TASK DETAILS.
Transcribe the entries that follow exactly as they appear, minus pictures.

(Records from a collection)

============================================================

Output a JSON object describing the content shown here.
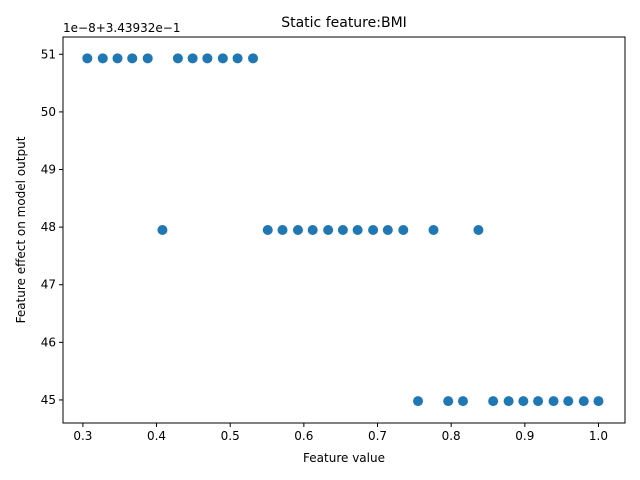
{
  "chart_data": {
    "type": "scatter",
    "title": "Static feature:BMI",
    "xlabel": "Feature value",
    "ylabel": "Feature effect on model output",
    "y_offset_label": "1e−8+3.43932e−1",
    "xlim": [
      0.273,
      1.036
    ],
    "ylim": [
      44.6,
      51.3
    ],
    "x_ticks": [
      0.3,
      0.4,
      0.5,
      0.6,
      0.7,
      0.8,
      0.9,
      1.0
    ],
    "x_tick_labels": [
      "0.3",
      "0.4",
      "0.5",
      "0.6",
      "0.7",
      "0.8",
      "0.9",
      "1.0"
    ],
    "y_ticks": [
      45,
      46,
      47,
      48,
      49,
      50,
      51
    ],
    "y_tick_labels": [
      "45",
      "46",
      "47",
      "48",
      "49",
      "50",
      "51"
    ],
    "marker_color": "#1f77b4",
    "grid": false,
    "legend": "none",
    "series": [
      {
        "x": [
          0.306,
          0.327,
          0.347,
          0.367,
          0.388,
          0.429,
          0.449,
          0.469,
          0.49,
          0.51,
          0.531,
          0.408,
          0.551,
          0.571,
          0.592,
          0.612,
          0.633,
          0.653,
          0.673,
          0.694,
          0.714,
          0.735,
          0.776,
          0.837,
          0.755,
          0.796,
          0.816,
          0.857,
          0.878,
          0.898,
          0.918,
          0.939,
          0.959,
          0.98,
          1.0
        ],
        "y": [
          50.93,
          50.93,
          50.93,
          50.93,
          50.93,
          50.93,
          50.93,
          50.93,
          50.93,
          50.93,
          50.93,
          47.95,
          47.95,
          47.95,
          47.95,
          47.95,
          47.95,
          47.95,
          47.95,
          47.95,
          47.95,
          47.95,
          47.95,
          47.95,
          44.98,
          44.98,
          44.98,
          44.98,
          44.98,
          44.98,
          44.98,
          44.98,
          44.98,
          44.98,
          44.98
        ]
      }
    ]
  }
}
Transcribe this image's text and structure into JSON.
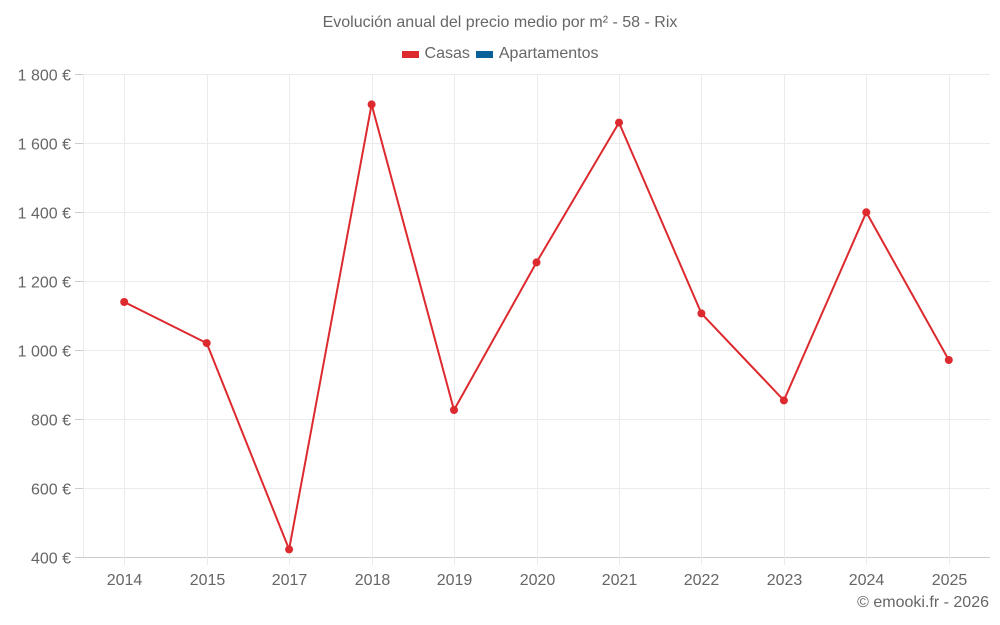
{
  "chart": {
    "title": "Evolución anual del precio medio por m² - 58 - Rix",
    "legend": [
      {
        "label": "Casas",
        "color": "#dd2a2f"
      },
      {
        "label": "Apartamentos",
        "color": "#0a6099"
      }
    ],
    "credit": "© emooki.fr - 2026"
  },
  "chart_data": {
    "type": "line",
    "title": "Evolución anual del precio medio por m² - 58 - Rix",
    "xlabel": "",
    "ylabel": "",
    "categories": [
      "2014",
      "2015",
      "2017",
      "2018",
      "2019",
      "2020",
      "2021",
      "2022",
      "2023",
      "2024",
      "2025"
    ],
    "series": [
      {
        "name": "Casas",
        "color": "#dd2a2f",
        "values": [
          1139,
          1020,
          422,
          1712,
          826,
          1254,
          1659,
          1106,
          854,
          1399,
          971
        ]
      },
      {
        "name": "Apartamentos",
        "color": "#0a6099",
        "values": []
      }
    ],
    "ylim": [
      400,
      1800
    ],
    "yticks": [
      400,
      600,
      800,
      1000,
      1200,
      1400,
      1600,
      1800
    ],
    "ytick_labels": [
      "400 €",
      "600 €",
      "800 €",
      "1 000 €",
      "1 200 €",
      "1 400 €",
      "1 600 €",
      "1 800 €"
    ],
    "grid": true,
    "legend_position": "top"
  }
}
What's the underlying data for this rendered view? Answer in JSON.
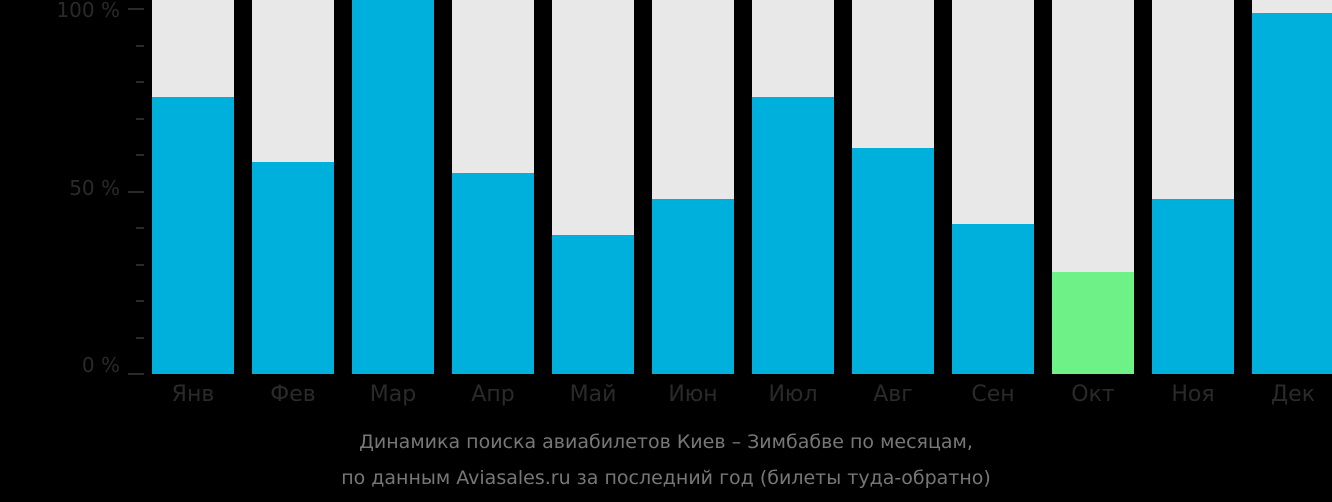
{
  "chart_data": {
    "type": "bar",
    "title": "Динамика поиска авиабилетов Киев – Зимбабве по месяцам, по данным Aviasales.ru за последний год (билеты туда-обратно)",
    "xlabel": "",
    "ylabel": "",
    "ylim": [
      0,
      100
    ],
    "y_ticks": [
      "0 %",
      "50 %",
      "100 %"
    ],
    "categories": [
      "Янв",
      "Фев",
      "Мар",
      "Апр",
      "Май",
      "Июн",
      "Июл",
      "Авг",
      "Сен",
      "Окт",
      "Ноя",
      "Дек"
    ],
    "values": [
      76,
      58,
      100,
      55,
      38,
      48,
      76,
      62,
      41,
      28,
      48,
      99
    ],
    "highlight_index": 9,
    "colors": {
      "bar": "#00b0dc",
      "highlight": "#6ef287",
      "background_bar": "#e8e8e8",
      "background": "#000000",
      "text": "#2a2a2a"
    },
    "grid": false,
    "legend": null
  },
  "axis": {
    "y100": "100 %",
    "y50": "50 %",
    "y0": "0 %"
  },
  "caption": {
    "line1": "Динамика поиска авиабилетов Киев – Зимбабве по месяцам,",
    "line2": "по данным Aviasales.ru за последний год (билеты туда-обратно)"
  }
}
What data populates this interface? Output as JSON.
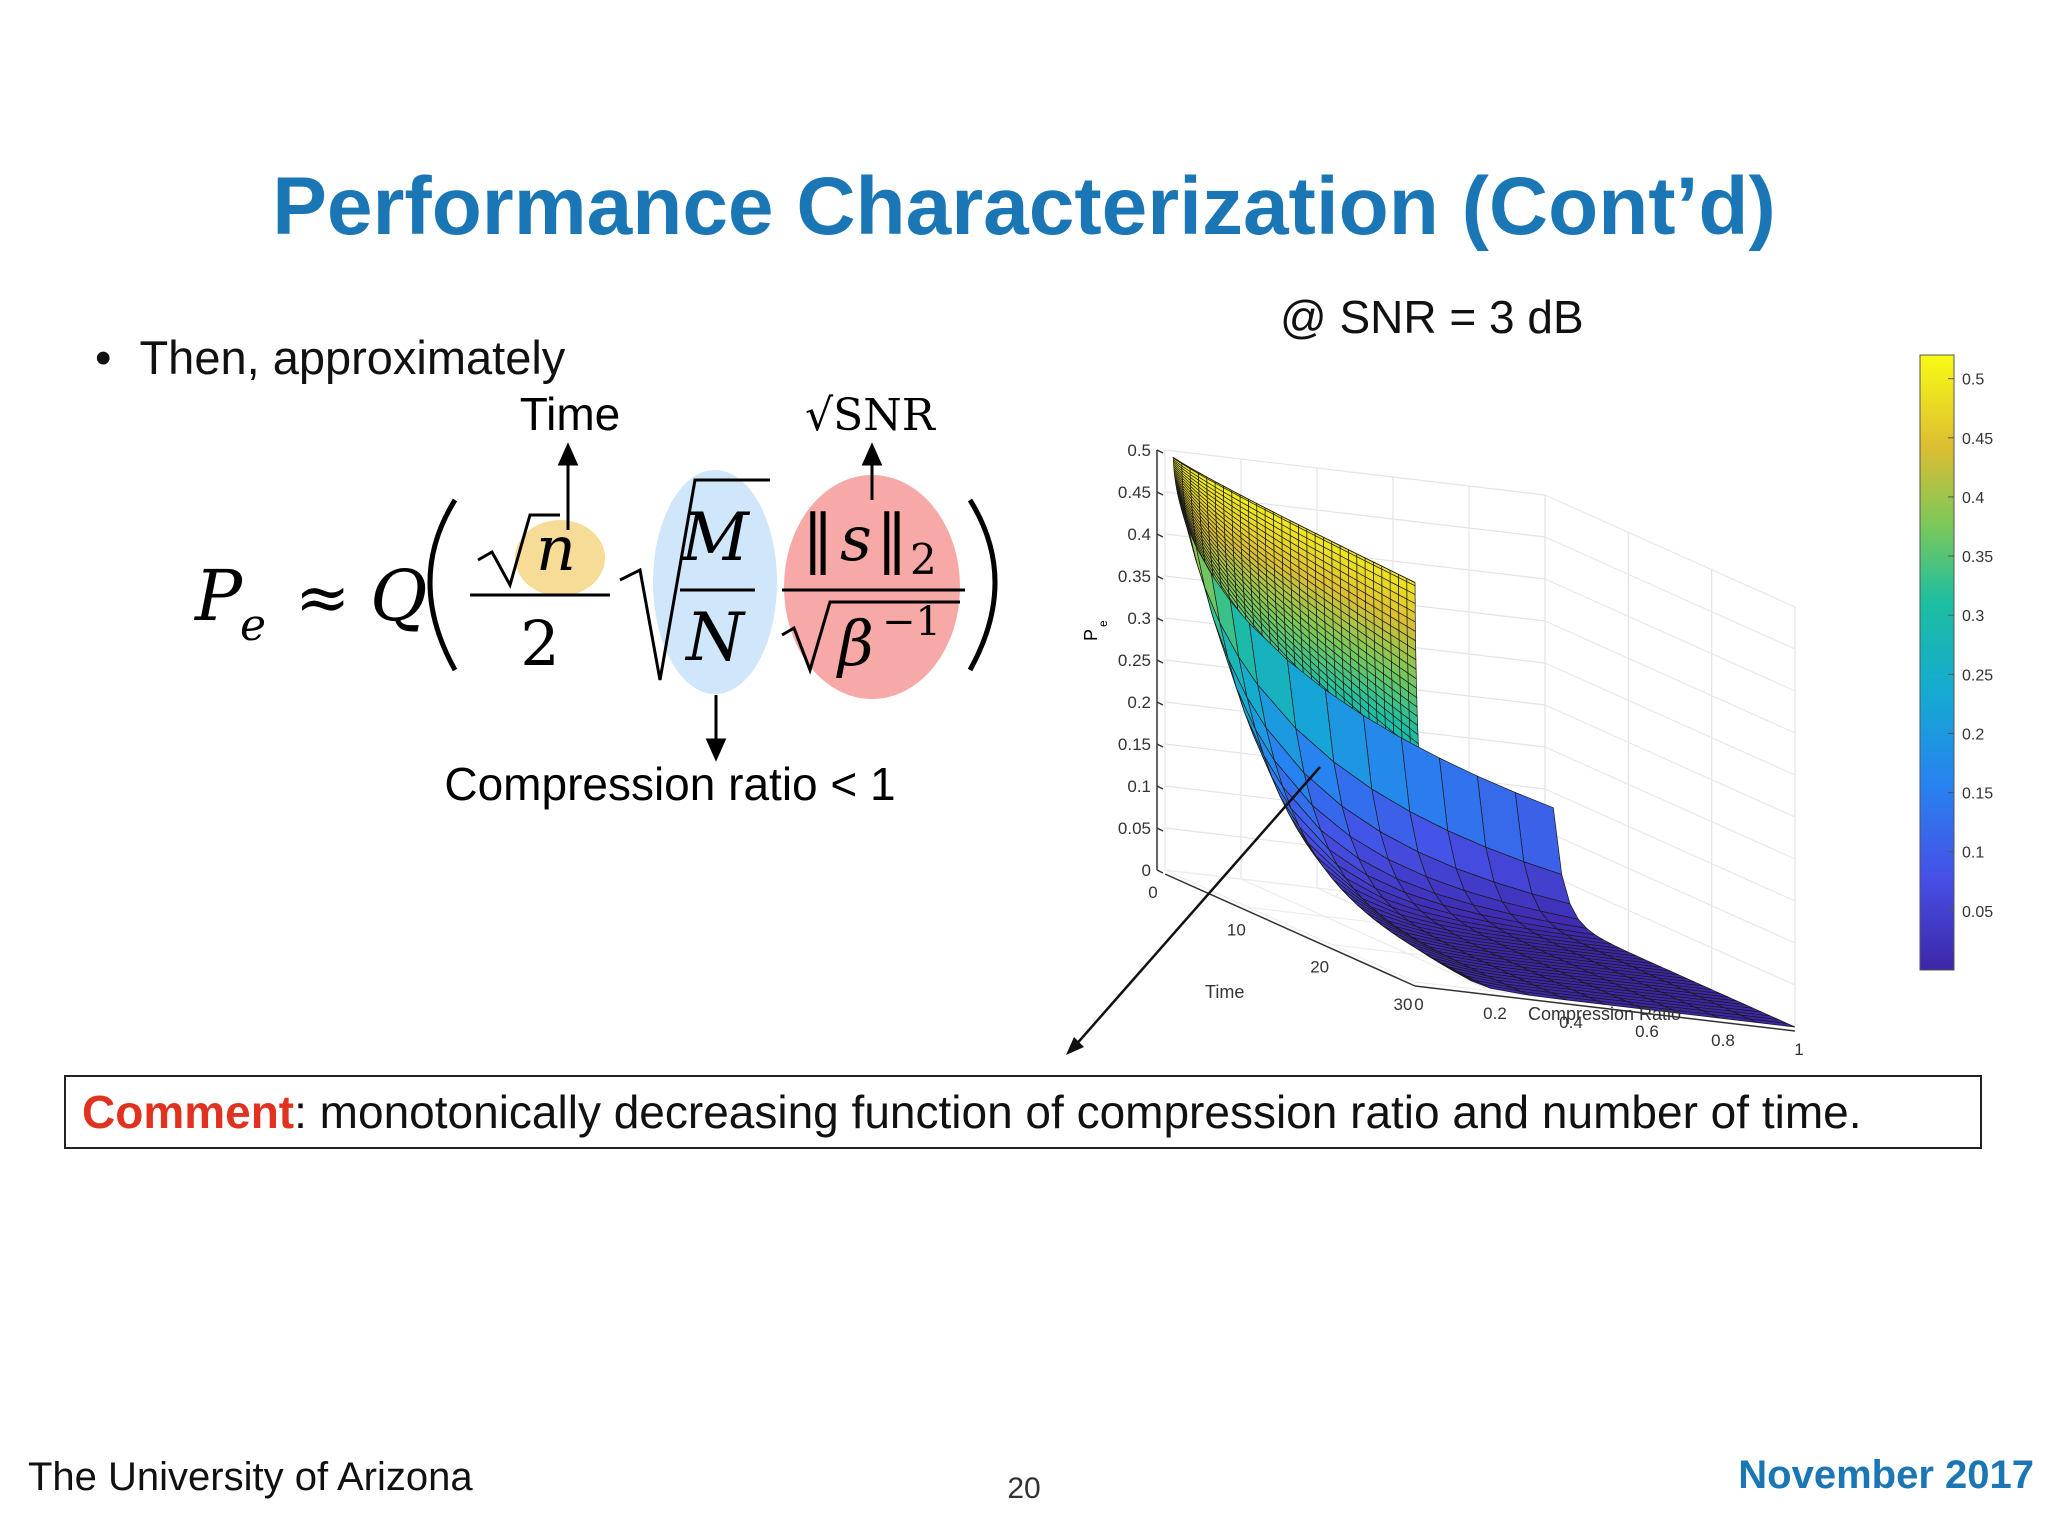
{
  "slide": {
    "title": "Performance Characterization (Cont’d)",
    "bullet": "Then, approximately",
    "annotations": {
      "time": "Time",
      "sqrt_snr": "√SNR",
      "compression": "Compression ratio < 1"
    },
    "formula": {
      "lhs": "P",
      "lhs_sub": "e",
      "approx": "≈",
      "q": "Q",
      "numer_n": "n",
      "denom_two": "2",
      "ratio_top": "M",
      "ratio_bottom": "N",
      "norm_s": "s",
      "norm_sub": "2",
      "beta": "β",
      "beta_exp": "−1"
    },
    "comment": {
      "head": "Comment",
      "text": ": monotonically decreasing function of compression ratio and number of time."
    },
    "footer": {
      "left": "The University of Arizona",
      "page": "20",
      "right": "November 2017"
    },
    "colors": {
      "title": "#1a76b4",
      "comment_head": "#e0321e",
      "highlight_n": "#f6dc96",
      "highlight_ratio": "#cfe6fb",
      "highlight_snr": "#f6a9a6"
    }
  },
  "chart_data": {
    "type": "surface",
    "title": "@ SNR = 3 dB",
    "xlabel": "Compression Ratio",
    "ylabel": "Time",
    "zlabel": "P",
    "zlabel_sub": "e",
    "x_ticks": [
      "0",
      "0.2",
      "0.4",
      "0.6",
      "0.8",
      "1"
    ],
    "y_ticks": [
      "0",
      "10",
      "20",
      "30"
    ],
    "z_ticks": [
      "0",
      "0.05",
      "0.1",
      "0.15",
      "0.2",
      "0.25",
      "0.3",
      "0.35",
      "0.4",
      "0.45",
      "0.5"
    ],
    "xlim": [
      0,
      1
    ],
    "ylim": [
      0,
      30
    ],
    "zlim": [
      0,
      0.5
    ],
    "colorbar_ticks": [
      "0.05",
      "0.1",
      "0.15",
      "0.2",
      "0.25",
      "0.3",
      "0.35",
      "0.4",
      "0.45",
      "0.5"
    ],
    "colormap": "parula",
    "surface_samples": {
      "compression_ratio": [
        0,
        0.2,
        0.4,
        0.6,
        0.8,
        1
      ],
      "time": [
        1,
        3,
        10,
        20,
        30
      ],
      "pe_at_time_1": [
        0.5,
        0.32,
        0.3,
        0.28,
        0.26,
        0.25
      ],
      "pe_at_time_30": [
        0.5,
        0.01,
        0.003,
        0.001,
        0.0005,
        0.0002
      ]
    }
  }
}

============================================================

EXERCISE RESPONSE.
Output a JSON object describing the content shown here.
{
  "chart_data": {
    "type": "scatter",
    "title": "Static feature:BMI",
    "xlabel": "Feature value",
    "ylabel": "Feature effect on model output",
    "y_offset_label": "1e−8+3.43932e−1",
    "xlim": [
      0.273,
      1.036
    ],
    "ylim": [
      44.6,
      51.3
    ],
    "x_ticks": [
      0.3,
      0.4,
      0.5,
      0.6,
      0.7,
      0.8,
      0.9,
      1.0
    ],
    "x_tick_labels": [
      "0.3",
      "0.4",
      "0.5",
      "0.6",
      "0.7",
      "0.8",
      "0.9",
      "1.0"
    ],
    "y_ticks": [
      45,
      46,
      47,
      48,
      49,
      50,
      51
    ],
    "y_tick_labels": [
      "45",
      "46",
      "47",
      "48",
      "49",
      "50",
      "51"
    ],
    "marker_color": "#1f77b4",
    "grid": false,
    "legend": "none",
    "series": [
      {
        "x": [
          0.306,
          0.327,
          0.347,
          0.367,
          0.388,
          0.429,
          0.449,
          0.469,
          0.49,
          0.51,
          0.531,
          0.408,
          0.551,
          0.571,
          0.592,
          0.612,
          0.633,
          0.653,
          0.673,
          0.694,
          0.714,
          0.735,
          0.776,
          0.837,
          0.755,
          0.796,
          0.816,
          0.857,
          0.878,
          0.898,
          0.918,
          0.939,
          0.959,
          0.98,
          1.0
        ],
        "y": [
          50.93,
          50.93,
          50.93,
          50.93,
          50.93,
          50.93,
          50.93,
          50.93,
          50.93,
          50.93,
          50.93,
          47.95,
          47.95,
          47.95,
          47.95,
          47.95,
          47.95,
          47.95,
          47.95,
          47.95,
          47.95,
          47.95,
          47.95,
          47.95,
          44.98,
          44.98,
          44.98,
          44.98,
          44.98,
          44.98,
          44.98,
          44.98,
          44.98,
          44.98,
          44.98
        ]
      }
    ]
  }
}
Transcribe this image's text and structure into JSON.
{
  "chart": {
    "title": "Evolución anual del precio medio por m² - 58 - Rix",
    "legend": [
      {
        "label": "Casas",
        "color": "#dd2a2f"
      },
      {
        "label": "Apartamentos",
        "color": "#0a6099"
      }
    ],
    "credit": "© emooki.fr - 2026"
  },
  "chart_data": {
    "type": "line",
    "title": "Evolución anual del precio medio por m² - 58 - Rix",
    "xlabel": "",
    "ylabel": "",
    "categories": [
      "2014",
      "2015",
      "2017",
      "2018",
      "2019",
      "2020",
      "2021",
      "2022",
      "2023",
      "2024",
      "2025"
    ],
    "series": [
      {
        "name": "Casas",
        "color": "#dd2a2f",
        "values": [
          1139,
          1020,
          422,
          1712,
          826,
          1254,
          1659,
          1106,
          854,
          1399,
          971
        ]
      },
      {
        "name": "Apartamentos",
        "color": "#0a6099",
        "values": []
      }
    ],
    "ylim": [
      400,
      1800
    ],
    "yticks": [
      400,
      600,
      800,
      1000,
      1200,
      1400,
      1600,
      1800
    ],
    "ytick_labels": [
      "400 €",
      "600 €",
      "800 €",
      "1 000 €",
      "1 200 €",
      "1 400 €",
      "1 600 €",
      "1 800 €"
    ],
    "grid": true,
    "legend_position": "top"
  }
}
What's the underlying data for this rendered view? Answer in JSON.
{
  "chart_data": {
    "type": "bar",
    "title": "Динамика поиска авиабилетов Киев – Зимбабве по месяцам, по данным Aviasales.ru за последний год (билеты туда-обратно)",
    "xlabel": "",
    "ylabel": "",
    "ylim": [
      0,
      100
    ],
    "y_ticks": [
      "0 %",
      "50 %",
      "100 %"
    ],
    "categories": [
      "Янв",
      "Фев",
      "Мар",
      "Апр",
      "Май",
      "Июн",
      "Июл",
      "Авг",
      "Сен",
      "Окт",
      "Ноя",
      "Дек"
    ],
    "values": [
      76,
      58,
      100,
      55,
      38,
      48,
      76,
      62,
      41,
      28,
      48,
      99
    ],
    "highlight_index": 9,
    "colors": {
      "bar": "#00b0dc",
      "highlight": "#6ef287",
      "background_bar": "#e8e8e8",
      "background": "#000000",
      "text": "#2a2a2a"
    },
    "grid": false,
    "legend": null
  },
  "axis": {
    "y100": "100 %",
    "y50": "50 %",
    "y0": "0 %"
  },
  "caption": {
    "line1": "Динамика поиска авиабилетов Киев – Зимбабве по месяцам,",
    "line2": "по данным Aviasales.ru за последний год (билеты туда-обратно)"
  }
}
What data populates this interface? Output as JSON.
{
  "slide": {
    "title": "Performance Characterization (Cont’d)",
    "bullet": "Then, approximately",
    "annotations": {
      "time": "Time",
      "sqrt_snr": "√SNR",
      "compression": "Compression ratio < 1"
    },
    "formula": {
      "lhs": "P",
      "lhs_sub": "e",
      "approx": "≈",
      "q": "Q",
      "numer_n": "n",
      "denom_two": "2",
      "ratio_top": "M",
      "ratio_bottom": "N",
      "norm_s": "s",
      "norm_sub": "2",
      "beta": "β",
      "beta_exp": "−1"
    },
    "comment": {
      "head": "Comment",
      "text": ": monotonically decreasing function of compression ratio and number of time."
    },
    "footer": {
      "left": "The University of Arizona",
      "page": "20",
      "right": "November 2017"
    },
    "colors": {
      "title": "#1a76b4",
      "comment_head": "#e0321e",
      "highlight_n": "#f6dc96",
      "highlight_ratio": "#cfe6fb",
      "highlight_snr": "#f6a9a6"
    }
  },
  "chart_data": {
    "type": "surface",
    "title": "@ SNR = 3 dB",
    "xlabel": "Compression Ratio",
    "ylabel": "Time",
    "zlabel": "P",
    "zlabel_sub": "e",
    "x_ticks": [
      "0",
      "0.2",
      "0.4",
      "0.6",
      "0.8",
      "1"
    ],
    "y_ticks": [
      "0",
      "10",
      "20",
      "30"
    ],
    "z_ticks": [
      "0",
      "0.05",
      "0.1",
      "0.15",
      "0.2",
      "0.25",
      "0.3",
      "0.35",
      "0.4",
      "0.45",
      "0.5"
    ],
    "xlim": [
      0,
      1
    ],
    "ylim": [
      0,
      30
    ],
    "zlim": [
      0,
      0.5
    ],
    "colorbar_ticks": [
      "0.05",
      "0.1",
      "0.15",
      "0.2",
      "0.25",
      "0.3",
      "0.35",
      "0.4",
      "0.45",
      "0.5"
    ],
    "colormap": "parula",
    "surface_samples": {
      "compression_ratio": [
        0,
        0.2,
        0.4,
        0.6,
        0.8,
        1
      ],
      "time": [
        1,
        3,
        10,
        20,
        30
      ],
      "pe_at_time_1": [
        0.5,
        0.32,
        0.3,
        0.28,
        0.26,
        0.25
      ],
      "pe_at_time_30": [
        0.5,
        0.01,
        0.003,
        0.001,
        0.0005,
        0.0002
      ]
    }
  }
}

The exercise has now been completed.